Begin Data extract

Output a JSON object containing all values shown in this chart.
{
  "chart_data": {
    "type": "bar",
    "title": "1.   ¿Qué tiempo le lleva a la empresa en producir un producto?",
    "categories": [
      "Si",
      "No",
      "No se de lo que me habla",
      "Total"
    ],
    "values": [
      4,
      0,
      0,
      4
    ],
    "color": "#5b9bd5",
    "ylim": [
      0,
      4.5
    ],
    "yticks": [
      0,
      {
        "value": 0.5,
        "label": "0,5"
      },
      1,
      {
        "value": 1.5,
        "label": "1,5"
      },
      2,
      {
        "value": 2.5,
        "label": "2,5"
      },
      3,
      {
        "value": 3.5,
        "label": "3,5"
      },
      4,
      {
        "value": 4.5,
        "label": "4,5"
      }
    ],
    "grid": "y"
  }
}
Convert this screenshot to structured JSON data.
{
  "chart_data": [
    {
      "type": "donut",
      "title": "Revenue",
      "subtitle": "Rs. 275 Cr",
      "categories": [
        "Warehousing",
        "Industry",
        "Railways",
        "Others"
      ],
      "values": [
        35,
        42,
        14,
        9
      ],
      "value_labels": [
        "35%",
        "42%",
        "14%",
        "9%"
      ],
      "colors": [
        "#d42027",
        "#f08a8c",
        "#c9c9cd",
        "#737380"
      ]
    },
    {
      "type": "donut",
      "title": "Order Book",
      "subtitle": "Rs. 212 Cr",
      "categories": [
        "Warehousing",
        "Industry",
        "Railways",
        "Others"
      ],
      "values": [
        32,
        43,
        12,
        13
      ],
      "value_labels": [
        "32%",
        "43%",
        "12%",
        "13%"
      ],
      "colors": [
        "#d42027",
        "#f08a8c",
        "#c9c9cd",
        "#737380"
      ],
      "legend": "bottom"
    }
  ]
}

End Data extract

### Problem requirements
Exactly reproduce every record.

### Reply
Output a JSON object containing all values shown in this chart.
{
  "chart_data": {
    "type": "bar",
    "title": "1.   ¿Qué tiempo le lleva a la empresa en producir un producto?",
    "categories": [
      "Si",
      "No",
      "No se de lo que me habla",
      "Total"
    ],
    "values": [
      4,
      0,
      0,
      4
    ],
    "color": "#5b9bd5",
    "ylim": [
      0,
      4.5
    ],
    "yticks": [
      0,
      {
        "value": 0.5,
        "label": "0,5"
      },
      1,
      {
        "value": 1.5,
        "label": "1,5"
      },
      2,
      {
        "value": 2.5,
        "label": "2,5"
      },
      3,
      {
        "value": 3.5,
        "label": "3,5"
      },
      4,
      {
        "value": 4.5,
        "label": "4,5"
      }
    ],
    "grid": "y"
  }
}
Convert this screenshot to structured JSON data.
{
  "chart_data": [
    {
      "type": "donut",
      "title": "Revenue",
      "subtitle": "Rs. 275 Cr",
      "categories": [
        "Warehousing",
        "Industry",
        "Railways",
        "Others"
      ],
      "values": [
        35,
        42,
        14,
        9
      ],
      "value_labels": [
        "35%",
        "42%",
        "14%",
        "9%"
      ],
      "colors": [
        "#d42027",
        "#f08a8c",
        "#c9c9cd",
        "#737380"
      ]
    },
    {
      "type": "donut",
      "title": "Order Book",
      "subtitle": "Rs. 212 Cr",
      "categories": [
        "Warehousing",
        "Industry",
        "Railways",
        "Others"
      ],
      "values": [
        32,
        43,
        12,
        13
      ],
      "value_labels": [
        "32%",
        "43%",
        "12%",
        "13%"
      ],
      "colors": [
        "#d42027",
        "#f08a8c",
        "#c9c9cd",
        "#737380"
      ],
      "legend": "bottom"
    }
  ]
}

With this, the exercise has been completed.